▸ RECORDS PROVIDED
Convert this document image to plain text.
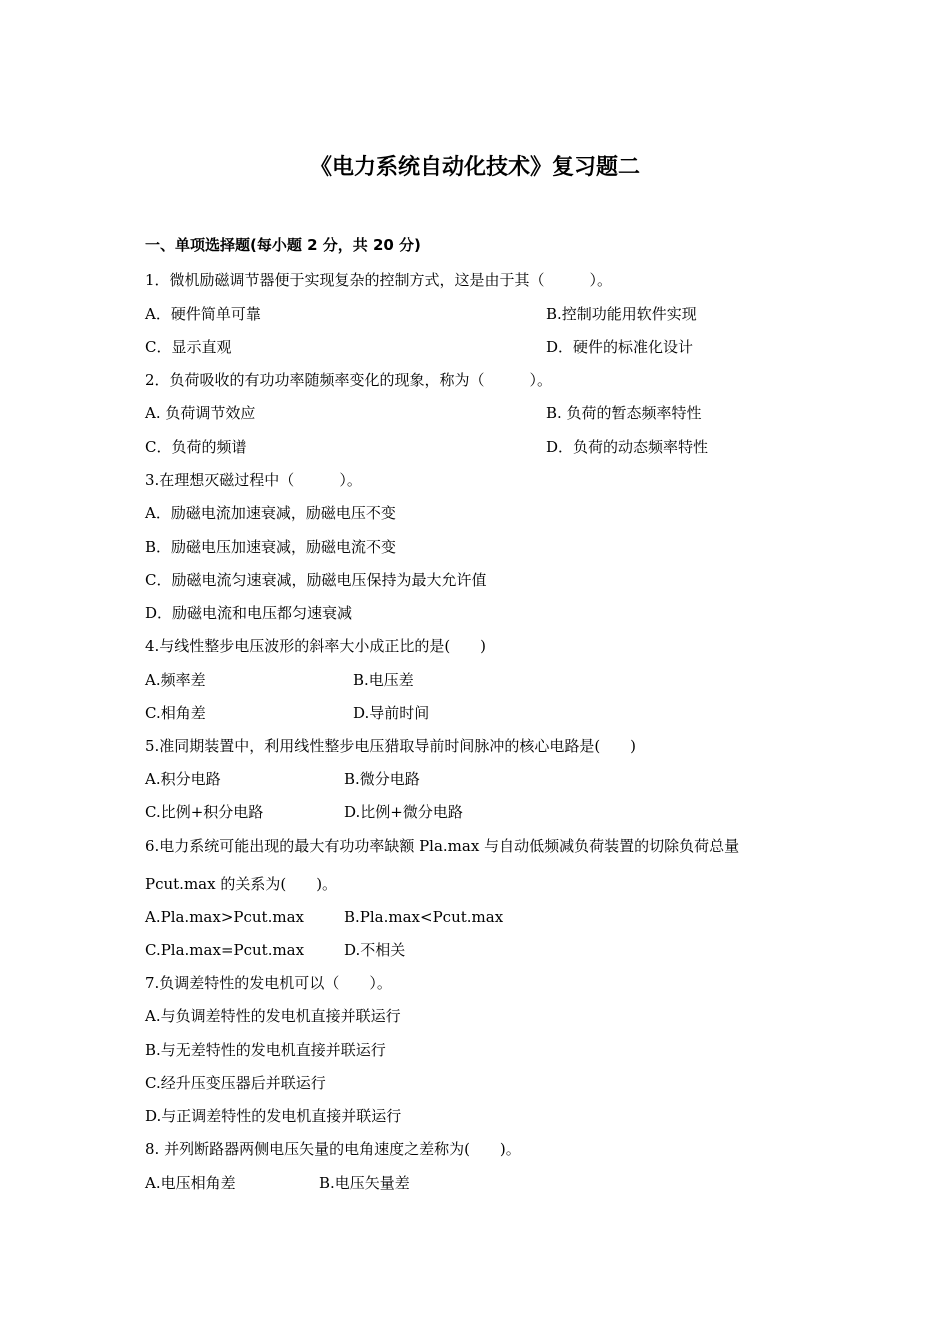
《电力系统自动化技术》复习题二
一、单项选择题(每小题 2 分，共 20 分)
1．微机励磁调节器便于实现复杂的控制方式，这是由于其（　　　）。
A．硬件简单可靠	B.控制功能用软件实现
C．显示直观	D．硬件的标准化设计
2．负荷吸收的有功功率随频率变化的现象，称为（　　　）。
A. 负荷调节效应	B. 负荷的暂态频率特性
C．负荷的频谱	D．负荷的动态频率特性
3.在理想灭磁过程中（　　　）。
A．励磁电流加速衰减，励磁电压不变
B．励磁电压加速衰减，励磁电流不变
C．励磁电流匀速衰减，励磁电压保持为最大允许值
D．励磁电流和电压都匀速衰减
4.与线性整步电压波形的斜率大小成正比的是(　　)
A.频率差	B.电压差
C.相角差	D.导前时间
5.准同期装置中，利用线性整步电压猎取导前时间脉冲的核心电路是(　　)
A.积分电路	B.微分电路
C.比例+积分电路	D.比例+微分电路
6.电力系统可能出现的最大有功功率缺额 Pla.max 与自动低频减负荷装置的切除负荷总量
Pcut.max 的关系为(　　)。
A.Pla.max>Pcut.max	B.Pla.max<Pcut.max
C.Pla.max=Pcut.max	D.不相关
7.负调差特性的发电机可以（　　）。
A.与负调差特性的发电机直接并联运行
B.与无差特性的发电机直接并联运行
C.经升压变压器后并联运行
D.与正调差特性的发电机直接并联运行
8. 并列断路器两侧电压矢量的电角速度之差称为(　　)。
A.电压相角差	B.电压矢量差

▸ REQUIRED TASK
All of the data above should be transcribed verbatim, with pictures omitted.

▸ WRITTEN ANSWER
Convert this document image to plain text.
《电力系统自动化技术》复习题二
一、单项选择题(每小题 2 分，共 20 分)
1．微机励磁调节器便于实现复杂的控制方式，这是由于其（　　　）。
A．硬件简单可靠	B.控制功能用软件实现
C．显示直观	D．硬件的标准化设计
2．负荷吸收的有功功率随频率变化的现象，称为（　　　）。
A. 负荷调节效应	B. 负荷的暂态频率特性
C．负荷的频谱	D．负荷的动态频率特性
3.在理想灭磁过程中（　　　）。
A．励磁电流加速衰减，励磁电压不变
B．励磁电压加速衰减，励磁电流不变
C．励磁电流匀速衰减，励磁电压保持为最大允许值
D．励磁电流和电压都匀速衰减
4.与线性整步电压波形的斜率大小成正比的是(　　)
A.频率差	B.电压差
C.相角差	D.导前时间
5.准同期装置中，利用线性整步电压猎取导前时间脉冲的核心电路是(　　)
A.积分电路	B.微分电路
C.比例+积分电路	D.比例+微分电路
6.电力系统可能出现的最大有功功率缺额 Pla.max 与自动低频减负荷装置的切除负荷总量
Pcut.max 的关系为(　　)。
A.Pla.max>Pcut.max	B.Pla.max<Pcut.max
C.Pla.max=Pcut.max	D.不相关
7.负调差特性的发电机可以（　　）。
A.与负调差特性的发电机直接并联运行
B.与无差特性的发电机直接并联运行
C.经升压变压器后并联运行
D.与正调差特性的发电机直接并联运行
8. 并列断路器两侧电压矢量的电角速度之差称为(　　)。
A.电压相角差	B.电压矢量差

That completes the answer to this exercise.